### DIRECTIONS FOR THIS TASK
Extract all lines that hold "같습니다" from the records below.

### DATA FOR PROCESSING
============

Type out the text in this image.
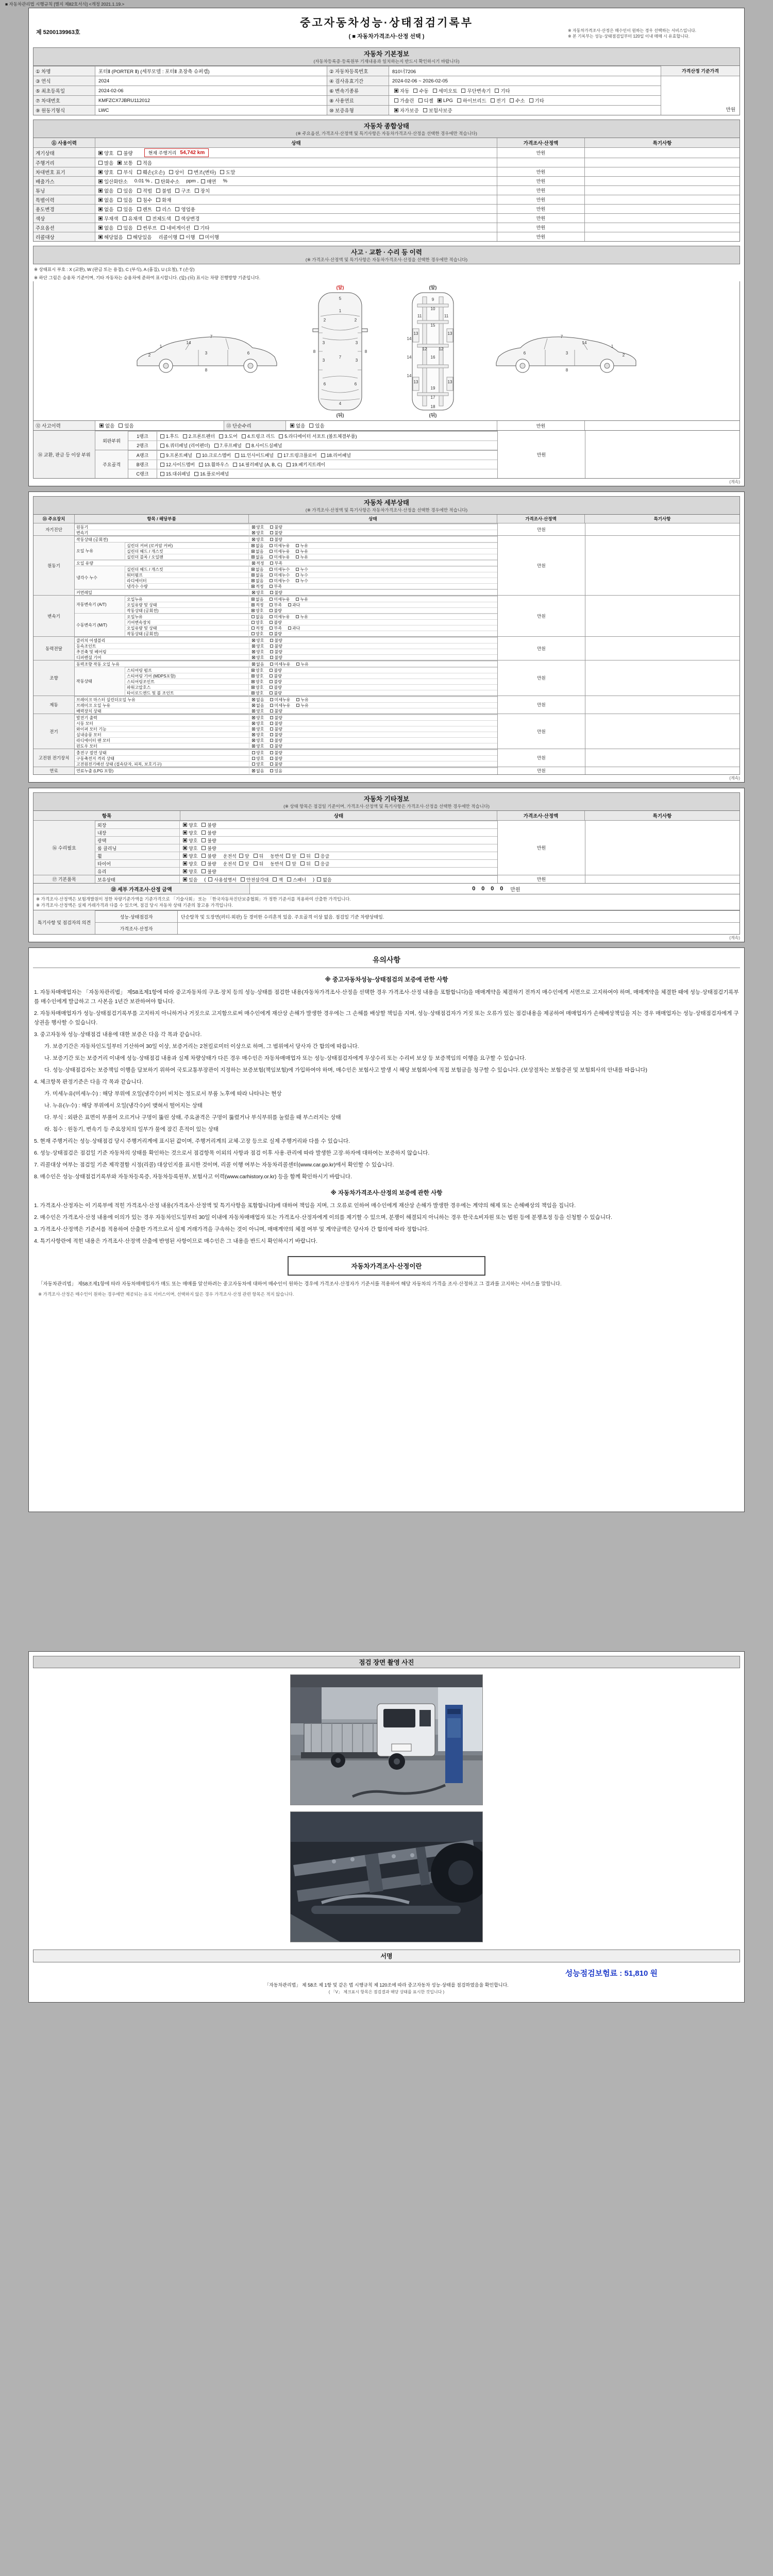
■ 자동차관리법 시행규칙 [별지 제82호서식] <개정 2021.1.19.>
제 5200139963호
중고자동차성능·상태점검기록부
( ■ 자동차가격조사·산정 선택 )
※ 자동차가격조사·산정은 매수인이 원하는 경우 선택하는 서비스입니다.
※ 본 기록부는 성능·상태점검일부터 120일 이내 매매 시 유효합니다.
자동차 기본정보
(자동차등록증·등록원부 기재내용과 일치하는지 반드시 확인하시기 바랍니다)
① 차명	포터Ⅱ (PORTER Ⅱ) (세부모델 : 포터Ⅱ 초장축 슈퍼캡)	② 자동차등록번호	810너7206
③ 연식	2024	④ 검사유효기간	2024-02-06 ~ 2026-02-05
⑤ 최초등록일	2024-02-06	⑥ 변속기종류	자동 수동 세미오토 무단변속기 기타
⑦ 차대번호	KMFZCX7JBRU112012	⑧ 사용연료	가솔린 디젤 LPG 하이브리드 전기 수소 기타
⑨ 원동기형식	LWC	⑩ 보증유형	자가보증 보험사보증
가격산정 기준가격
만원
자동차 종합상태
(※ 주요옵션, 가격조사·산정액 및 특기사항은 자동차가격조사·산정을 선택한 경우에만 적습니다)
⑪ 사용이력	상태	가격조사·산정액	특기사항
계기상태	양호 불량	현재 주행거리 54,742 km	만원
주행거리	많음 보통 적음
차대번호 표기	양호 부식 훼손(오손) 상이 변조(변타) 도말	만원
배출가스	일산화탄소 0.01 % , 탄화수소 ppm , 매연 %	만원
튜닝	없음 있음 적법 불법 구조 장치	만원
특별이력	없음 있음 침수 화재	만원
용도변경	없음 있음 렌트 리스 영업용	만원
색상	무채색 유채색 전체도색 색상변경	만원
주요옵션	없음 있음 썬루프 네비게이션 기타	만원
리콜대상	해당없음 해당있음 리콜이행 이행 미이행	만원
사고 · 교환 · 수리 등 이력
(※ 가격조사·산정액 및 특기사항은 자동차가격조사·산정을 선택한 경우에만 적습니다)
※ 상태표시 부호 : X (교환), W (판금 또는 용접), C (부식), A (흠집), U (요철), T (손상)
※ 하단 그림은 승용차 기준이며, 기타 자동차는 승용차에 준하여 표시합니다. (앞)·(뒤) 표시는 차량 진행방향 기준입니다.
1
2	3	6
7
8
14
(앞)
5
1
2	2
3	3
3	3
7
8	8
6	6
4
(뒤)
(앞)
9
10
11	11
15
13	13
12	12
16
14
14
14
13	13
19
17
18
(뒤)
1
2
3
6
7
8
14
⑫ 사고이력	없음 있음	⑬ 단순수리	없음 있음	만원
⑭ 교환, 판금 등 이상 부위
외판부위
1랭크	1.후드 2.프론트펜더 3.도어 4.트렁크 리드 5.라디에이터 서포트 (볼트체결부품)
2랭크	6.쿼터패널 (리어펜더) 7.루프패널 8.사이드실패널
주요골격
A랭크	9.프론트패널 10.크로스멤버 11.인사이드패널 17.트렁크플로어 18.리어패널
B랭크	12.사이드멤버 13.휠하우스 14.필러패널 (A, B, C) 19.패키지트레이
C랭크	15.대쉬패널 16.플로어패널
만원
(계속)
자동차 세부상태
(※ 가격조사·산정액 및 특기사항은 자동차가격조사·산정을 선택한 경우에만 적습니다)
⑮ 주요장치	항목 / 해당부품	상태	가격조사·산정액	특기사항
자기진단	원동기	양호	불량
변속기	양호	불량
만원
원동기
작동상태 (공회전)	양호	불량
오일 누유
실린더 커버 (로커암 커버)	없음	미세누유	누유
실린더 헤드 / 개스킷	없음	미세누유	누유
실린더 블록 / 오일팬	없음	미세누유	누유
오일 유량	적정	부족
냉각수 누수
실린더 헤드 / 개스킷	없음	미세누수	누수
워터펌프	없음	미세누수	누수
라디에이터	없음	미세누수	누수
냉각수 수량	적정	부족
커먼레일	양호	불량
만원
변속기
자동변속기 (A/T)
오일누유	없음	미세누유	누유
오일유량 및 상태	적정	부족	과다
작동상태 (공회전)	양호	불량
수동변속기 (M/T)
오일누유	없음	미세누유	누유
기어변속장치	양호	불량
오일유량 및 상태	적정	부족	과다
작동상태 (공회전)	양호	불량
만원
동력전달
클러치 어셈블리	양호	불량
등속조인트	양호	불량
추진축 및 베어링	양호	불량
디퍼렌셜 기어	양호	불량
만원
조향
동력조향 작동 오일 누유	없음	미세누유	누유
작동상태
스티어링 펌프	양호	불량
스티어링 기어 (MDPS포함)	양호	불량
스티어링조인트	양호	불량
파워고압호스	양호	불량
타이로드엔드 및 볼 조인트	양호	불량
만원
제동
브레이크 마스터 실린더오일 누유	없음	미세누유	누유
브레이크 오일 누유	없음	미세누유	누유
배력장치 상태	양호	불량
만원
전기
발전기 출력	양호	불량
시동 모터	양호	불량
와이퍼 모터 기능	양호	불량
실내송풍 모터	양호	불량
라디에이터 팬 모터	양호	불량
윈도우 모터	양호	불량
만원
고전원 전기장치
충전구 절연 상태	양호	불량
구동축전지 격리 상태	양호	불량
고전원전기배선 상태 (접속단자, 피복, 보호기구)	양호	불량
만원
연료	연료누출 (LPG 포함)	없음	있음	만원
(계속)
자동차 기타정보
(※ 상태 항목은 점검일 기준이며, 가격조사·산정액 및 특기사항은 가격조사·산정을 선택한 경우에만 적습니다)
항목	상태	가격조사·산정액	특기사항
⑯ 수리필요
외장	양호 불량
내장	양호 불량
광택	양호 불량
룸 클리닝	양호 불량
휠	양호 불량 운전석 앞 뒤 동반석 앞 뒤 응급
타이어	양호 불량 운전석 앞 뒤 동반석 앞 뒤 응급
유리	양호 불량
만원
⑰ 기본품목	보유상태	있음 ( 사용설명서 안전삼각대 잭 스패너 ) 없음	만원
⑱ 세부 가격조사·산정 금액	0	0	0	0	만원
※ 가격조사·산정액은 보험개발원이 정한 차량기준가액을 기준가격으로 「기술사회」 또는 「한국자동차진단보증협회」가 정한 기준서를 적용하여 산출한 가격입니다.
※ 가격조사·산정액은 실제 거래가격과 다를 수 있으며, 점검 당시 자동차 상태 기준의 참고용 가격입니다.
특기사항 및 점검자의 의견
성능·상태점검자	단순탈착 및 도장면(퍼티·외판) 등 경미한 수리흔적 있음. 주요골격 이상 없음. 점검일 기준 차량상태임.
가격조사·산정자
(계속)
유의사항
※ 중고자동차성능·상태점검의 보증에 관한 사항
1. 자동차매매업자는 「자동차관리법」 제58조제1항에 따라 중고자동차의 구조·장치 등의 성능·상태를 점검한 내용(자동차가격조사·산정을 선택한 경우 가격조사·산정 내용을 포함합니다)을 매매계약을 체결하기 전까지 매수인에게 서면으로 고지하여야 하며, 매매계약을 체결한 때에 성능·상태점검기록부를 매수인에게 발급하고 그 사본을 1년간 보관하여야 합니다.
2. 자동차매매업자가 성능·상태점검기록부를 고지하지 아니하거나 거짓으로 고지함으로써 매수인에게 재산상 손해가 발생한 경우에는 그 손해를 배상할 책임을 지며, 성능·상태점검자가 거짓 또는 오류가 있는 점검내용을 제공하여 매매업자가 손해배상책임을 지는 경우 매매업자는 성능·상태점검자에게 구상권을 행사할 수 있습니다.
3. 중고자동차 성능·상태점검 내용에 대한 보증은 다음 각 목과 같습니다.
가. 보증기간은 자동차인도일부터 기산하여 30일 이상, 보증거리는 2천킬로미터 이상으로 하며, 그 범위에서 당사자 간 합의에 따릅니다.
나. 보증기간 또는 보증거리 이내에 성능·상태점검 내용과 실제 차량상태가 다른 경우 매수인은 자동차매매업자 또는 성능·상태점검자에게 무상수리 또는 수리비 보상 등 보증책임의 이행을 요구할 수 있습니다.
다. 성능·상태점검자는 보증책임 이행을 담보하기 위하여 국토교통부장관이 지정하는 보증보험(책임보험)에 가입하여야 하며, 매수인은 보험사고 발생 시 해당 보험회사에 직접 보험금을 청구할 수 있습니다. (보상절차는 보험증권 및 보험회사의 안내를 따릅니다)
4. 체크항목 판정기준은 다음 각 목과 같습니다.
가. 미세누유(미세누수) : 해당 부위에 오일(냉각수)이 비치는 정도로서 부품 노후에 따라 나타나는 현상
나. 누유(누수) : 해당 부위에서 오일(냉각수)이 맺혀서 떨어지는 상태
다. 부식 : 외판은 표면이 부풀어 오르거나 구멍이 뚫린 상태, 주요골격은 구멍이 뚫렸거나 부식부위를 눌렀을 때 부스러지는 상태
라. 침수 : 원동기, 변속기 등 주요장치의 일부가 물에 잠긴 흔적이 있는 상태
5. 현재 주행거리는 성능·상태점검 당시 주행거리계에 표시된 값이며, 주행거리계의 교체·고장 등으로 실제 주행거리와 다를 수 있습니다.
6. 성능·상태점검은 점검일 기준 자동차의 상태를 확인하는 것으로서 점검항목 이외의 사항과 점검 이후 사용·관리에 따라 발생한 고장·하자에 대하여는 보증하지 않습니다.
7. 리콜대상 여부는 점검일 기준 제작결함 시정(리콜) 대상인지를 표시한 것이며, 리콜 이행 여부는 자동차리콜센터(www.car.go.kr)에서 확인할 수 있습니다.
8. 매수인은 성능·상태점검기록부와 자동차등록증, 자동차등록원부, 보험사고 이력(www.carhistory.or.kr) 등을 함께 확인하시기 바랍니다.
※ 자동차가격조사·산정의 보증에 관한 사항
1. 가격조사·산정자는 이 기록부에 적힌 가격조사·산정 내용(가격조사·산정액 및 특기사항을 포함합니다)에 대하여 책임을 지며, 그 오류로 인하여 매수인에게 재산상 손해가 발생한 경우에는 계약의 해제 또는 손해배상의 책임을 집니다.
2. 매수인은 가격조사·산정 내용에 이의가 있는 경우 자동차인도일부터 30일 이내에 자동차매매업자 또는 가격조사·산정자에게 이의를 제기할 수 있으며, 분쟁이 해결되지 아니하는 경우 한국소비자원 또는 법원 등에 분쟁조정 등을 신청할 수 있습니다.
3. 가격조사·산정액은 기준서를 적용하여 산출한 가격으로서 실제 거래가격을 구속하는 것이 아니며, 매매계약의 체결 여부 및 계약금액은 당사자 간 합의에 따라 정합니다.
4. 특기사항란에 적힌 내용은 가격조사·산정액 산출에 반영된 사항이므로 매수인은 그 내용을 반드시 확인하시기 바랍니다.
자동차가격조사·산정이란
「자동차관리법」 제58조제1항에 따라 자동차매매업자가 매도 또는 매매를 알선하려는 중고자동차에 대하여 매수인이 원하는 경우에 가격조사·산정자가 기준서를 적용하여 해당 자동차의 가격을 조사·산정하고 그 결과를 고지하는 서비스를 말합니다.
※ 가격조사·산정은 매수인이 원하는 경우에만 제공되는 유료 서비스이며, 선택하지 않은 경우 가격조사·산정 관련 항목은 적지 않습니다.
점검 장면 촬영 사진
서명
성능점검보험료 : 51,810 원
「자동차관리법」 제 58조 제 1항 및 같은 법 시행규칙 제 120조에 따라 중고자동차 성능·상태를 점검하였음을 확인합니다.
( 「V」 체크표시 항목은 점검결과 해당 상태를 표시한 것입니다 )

============

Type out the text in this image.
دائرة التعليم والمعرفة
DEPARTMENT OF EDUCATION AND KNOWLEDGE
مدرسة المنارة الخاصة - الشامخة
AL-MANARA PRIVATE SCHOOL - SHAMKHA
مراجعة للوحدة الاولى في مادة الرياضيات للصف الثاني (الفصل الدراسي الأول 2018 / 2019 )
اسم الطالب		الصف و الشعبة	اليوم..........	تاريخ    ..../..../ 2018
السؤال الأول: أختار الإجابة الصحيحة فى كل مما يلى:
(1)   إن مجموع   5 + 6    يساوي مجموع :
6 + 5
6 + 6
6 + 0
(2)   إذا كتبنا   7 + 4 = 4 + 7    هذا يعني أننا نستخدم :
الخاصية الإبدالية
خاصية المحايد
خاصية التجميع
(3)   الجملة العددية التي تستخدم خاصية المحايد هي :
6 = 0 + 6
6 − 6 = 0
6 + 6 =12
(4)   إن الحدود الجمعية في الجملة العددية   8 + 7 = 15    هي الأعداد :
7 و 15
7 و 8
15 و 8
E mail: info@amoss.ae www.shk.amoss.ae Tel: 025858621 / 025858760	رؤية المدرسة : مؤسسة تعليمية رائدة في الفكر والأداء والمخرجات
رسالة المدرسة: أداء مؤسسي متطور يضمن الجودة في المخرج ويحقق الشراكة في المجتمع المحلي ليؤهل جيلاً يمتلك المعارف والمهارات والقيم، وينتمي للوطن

============

### SOLUTION TO THIS EXERCISE
3. 중고자동차 성능·상태점검 내용에 대한 보증은 다음 각 목과 같습니다.
4. 체크항목 판정기준은 다음 각 목과 같습니다.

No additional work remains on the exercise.